** Start of Records to process **
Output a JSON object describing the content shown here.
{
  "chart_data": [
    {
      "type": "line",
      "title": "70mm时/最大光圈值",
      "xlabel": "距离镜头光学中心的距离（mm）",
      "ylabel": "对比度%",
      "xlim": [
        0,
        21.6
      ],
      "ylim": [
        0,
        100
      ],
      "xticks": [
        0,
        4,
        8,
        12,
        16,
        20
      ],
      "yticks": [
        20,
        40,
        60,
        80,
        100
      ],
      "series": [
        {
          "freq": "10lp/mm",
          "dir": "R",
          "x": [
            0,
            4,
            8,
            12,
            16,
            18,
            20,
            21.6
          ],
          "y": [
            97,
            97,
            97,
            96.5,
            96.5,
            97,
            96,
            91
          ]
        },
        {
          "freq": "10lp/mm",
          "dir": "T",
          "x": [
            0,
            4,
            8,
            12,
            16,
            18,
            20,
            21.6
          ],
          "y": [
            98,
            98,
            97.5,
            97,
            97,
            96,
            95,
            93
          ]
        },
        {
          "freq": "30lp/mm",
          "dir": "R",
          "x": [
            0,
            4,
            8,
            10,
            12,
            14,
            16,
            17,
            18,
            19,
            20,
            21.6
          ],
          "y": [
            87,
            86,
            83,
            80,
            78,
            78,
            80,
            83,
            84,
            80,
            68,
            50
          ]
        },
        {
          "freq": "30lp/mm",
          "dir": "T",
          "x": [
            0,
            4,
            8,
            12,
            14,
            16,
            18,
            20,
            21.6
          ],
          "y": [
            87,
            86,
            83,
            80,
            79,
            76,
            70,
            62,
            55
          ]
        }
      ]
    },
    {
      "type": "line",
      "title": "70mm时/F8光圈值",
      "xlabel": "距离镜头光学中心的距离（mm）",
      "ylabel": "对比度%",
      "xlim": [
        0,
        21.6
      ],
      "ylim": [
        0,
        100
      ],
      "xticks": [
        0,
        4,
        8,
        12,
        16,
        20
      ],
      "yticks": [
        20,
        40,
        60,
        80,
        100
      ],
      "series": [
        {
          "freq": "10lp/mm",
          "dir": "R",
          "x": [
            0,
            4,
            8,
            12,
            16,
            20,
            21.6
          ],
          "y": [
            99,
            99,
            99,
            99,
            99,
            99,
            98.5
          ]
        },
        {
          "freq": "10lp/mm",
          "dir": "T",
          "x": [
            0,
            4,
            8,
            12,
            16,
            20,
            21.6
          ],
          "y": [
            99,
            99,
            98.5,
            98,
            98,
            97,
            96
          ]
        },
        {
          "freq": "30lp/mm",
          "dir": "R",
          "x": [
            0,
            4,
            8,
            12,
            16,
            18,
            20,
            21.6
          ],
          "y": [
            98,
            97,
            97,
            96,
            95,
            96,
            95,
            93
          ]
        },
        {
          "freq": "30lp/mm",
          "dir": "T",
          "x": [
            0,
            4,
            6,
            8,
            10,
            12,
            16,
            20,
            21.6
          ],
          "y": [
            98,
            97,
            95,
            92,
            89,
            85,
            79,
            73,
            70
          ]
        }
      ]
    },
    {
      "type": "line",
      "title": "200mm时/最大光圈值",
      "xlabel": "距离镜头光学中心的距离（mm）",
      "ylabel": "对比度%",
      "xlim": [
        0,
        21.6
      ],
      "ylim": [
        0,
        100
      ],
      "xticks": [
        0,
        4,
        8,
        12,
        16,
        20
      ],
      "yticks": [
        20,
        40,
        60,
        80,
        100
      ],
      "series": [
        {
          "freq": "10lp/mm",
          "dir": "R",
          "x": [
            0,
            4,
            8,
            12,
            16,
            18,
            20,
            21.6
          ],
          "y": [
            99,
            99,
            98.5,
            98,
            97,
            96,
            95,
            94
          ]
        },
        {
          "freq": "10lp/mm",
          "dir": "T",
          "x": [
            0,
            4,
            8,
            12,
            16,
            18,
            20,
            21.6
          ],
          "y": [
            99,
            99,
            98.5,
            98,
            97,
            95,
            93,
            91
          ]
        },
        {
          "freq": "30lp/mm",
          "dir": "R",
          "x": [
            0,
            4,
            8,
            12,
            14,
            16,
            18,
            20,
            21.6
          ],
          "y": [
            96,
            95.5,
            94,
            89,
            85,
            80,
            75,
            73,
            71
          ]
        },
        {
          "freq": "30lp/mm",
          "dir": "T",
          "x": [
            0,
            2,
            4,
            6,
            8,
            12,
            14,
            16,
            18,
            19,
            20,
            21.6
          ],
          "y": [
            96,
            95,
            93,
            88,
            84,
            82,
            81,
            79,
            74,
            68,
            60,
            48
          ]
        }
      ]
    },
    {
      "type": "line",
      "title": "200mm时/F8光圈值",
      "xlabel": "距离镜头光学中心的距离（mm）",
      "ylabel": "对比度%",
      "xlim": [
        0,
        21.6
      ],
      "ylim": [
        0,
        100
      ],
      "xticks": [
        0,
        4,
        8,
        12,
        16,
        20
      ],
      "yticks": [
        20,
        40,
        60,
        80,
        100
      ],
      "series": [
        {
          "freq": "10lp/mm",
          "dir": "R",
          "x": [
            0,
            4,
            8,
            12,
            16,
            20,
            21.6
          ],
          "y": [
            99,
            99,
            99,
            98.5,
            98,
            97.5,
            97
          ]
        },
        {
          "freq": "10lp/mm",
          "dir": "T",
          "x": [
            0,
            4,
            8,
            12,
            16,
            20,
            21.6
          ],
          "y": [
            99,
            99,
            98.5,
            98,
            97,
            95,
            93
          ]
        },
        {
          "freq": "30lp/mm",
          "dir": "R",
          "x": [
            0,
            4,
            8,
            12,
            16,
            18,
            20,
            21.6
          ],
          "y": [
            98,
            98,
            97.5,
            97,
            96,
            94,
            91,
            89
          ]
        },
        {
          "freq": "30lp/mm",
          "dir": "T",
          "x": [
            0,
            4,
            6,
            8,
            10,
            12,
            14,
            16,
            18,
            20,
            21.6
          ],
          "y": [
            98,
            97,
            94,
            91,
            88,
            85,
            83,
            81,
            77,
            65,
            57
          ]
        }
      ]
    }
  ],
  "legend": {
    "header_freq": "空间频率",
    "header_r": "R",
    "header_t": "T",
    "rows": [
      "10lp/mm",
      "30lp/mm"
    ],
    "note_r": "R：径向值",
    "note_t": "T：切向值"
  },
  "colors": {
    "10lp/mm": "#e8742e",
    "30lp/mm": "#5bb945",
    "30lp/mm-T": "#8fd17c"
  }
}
** End of Records to process **
** Start of Records to process **
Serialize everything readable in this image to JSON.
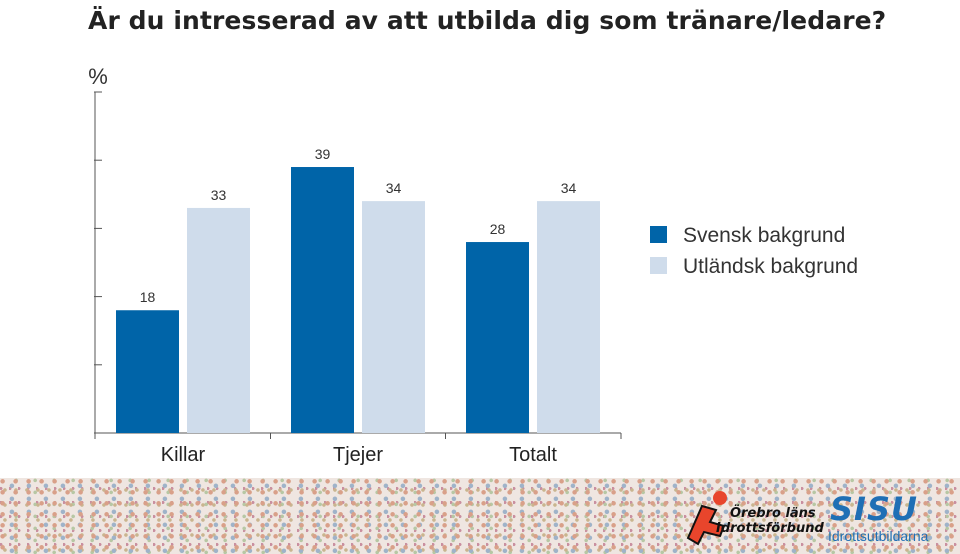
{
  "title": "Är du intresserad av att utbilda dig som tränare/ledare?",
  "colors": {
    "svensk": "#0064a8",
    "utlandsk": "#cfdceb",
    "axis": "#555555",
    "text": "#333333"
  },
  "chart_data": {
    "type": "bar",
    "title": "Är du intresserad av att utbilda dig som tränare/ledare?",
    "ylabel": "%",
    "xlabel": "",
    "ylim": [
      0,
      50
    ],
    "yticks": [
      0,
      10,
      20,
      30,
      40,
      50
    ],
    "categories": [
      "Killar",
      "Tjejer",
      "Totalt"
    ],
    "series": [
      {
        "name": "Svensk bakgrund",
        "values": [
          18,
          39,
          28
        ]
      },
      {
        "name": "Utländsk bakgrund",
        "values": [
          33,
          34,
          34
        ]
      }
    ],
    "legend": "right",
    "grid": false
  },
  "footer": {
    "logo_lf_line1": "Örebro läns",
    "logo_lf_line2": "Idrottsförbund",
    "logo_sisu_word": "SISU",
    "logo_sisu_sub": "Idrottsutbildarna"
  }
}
** End of Records to process **
[Instructions for the task] From the entries above, copy every line containing the word "bakgrund".

[Solved exercise]
        "name": "Svensk bakgrund",
        "name": "Utländsk bakgrund",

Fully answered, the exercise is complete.